[PROVIDED PASSAGE]

Based on the tutorials I have been deriving ‘generated_expression’ as below, which I believe based on some of the questions on here is preferred over ‘get_normalized_expression’.

import numpy as np
resolvae=resolvi

samples_corr = resolvae.sample_posterior(
    model=resolvae.module.model_corrected,batch_size=65536,
    return_sites=["px_rate"],
    summary_fun={"post_sample_q50": np.median},
    num_samples=3,
    summary_frequency=30,
)
import pandas as pd
samples_corr = pd.DataFrame(samples_corr).T
adata.layers["generated_expression"] = samples_corr.loc["post_sample_q50", "px_rate"]

Now, if I want to generate a dotplot, can I use the ‘generated_expression’ directly or do I need to perform additional normalization steps. For example, sc.pp.normalize_total(adata, layer=‘generated_expression’). This is implied in the manuscript e.g.

Throughout the manuscript, we use generated expression from resolVI. We perform count normalization. Recently, area normalization was suggested for spatial transcriptomics [33]. However, this benchmarking was performed without comparing different segmentation algorithms. We perform square root transformation of normalized counts as we found after log-1p transformation a worse identification of expected cell types.

Currently, my dotplot command looks something like this, using an expression cut-off as discussed elsewhere, as I believe you end up with a few zero-count cells.

sc.pl.dotplot(
    adata, 
    my_genes, 
    groupby='cell_type', 
    layer="generated_expression",   
    standard_scale='var',
    expression_cutoff=0.2
)

As a linked point, when running hotspot, should I input the ‘generated_expression’ layer, using the ‘danb’ model, what is the appropriate value for ‘umi_counts_obs_key’.

I would really value your advice on the best way to handle downstream analyses of corrected expression data. I am seeing really excellent results with resolvi, which seems to be very substantially improving cell admixture and allows me to cluster across a large dataset of 2 million ‘cells’. One point I would mention tangentially is the differential expression module runs very slowly with such a large dataset and so I have been randomly subsampling the dataset to achieve this.

[ENTRIES SUPPLIED]
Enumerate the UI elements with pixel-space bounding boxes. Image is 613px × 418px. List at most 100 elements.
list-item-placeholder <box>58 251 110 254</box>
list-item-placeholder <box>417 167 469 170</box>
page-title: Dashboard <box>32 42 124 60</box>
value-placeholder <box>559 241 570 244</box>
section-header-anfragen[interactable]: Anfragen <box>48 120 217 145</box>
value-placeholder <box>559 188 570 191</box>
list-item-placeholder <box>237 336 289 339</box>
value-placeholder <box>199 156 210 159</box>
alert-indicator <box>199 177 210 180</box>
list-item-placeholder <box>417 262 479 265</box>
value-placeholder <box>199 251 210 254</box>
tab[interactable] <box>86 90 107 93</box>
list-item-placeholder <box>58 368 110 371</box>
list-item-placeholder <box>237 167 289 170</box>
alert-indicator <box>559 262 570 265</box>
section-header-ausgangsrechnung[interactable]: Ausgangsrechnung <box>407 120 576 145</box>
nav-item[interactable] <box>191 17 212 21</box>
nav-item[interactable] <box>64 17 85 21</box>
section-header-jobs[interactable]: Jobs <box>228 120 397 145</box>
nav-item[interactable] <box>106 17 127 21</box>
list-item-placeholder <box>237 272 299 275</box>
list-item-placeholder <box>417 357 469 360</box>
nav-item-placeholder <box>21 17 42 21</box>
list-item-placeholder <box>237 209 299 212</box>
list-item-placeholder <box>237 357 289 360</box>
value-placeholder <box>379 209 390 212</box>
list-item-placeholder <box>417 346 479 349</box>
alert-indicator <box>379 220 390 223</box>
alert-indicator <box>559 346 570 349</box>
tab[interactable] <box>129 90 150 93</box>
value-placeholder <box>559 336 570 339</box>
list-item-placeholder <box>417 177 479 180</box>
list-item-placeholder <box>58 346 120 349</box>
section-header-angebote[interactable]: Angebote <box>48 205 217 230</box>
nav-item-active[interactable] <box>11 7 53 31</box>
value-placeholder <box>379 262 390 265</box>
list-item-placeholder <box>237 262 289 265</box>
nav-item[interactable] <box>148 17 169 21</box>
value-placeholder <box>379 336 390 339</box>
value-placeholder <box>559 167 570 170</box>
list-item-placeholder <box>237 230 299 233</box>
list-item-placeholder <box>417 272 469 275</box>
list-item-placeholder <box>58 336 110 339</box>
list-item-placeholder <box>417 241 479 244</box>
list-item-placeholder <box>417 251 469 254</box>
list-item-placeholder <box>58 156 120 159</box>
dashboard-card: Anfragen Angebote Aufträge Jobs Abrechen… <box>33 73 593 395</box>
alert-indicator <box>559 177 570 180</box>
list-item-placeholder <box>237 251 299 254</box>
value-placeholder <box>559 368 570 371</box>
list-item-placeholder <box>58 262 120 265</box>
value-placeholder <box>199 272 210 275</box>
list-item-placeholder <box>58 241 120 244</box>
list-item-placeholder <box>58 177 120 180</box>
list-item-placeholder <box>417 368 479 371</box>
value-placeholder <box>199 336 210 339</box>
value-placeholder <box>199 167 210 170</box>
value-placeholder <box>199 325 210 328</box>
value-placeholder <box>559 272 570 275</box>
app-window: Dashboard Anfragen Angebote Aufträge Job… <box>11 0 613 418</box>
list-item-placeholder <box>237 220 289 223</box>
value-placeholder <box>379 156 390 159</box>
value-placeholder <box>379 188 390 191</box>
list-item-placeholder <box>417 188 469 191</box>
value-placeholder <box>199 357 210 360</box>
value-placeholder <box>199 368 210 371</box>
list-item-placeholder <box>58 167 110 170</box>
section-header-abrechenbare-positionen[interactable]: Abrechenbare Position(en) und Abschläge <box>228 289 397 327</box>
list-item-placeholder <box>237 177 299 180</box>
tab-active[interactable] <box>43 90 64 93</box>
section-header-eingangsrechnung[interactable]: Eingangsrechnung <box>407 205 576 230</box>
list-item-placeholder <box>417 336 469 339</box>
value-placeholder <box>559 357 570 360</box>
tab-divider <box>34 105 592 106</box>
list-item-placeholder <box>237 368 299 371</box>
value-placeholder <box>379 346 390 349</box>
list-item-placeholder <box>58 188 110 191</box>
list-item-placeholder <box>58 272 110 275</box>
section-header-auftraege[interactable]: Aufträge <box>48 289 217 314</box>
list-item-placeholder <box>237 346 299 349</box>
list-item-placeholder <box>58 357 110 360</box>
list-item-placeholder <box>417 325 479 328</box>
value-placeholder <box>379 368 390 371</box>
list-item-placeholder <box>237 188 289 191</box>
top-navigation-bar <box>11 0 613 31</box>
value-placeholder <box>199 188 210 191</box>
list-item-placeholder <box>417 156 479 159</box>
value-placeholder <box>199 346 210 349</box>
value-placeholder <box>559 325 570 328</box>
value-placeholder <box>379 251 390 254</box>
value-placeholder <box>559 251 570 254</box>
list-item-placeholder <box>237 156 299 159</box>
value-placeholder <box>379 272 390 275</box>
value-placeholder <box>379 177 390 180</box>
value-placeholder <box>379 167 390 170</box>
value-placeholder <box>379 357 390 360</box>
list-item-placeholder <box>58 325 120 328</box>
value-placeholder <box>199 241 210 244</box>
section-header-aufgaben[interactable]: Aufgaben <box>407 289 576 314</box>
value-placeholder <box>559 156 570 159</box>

[YOUR TASKS]
(A) From the resolVI post, output the text starting with "Throughout the manuscript, we" and going on through "value for ‘umi_counts_obs_key’.".
(B) State whether each statement agrees with the resolVI post, answering yes or no and quoting the deciding words from it: (i) the dotplot command sets an expression cutoff of 0.2; (ii) the manuscript passage quoted in the post says log-1p transformation of normalized counts is used; (iii) the dataset being clustered holds about 2 million cells.

[RESULTS IN ORDER]
(A)
Throughout the manuscript, we use generated expression from resolVI. We perform count normalization. Recently, area normalization was suggested for spatial transcriptomics [33]. However, this benchmarking was performed without comparing different segmentation algorithms. We perform square root transformation of normalized counts as we found after log-1p transformation a worse identification of expected cell types.

Currently, my dotplot command looks something like this, using an expression cut-off as discussed elsewhere, as I believe you end up with a few zero-count cells.

sc.pl.dotplot(
    adata, 
    my_genes, 
    groupby='cell_type', 
    layer="generated_expression",   
    standard_scale='var',
    expression_cutoff=0.2
)

As a linked point, when running hotspot, should I input the ‘generated_expression’ layer, using the ‘danb’ model, what is the appropriate value for ‘umi_counts_obs_key’.

(B)
(i) Yes: "expression_cutoff=0.2"
(ii) No: "We perform square root transformation of normalized counts as we found after log-1p transformation a worse identification of expected cell types."
(iii) Yes: "a large dataset of 2 million ‘cells’"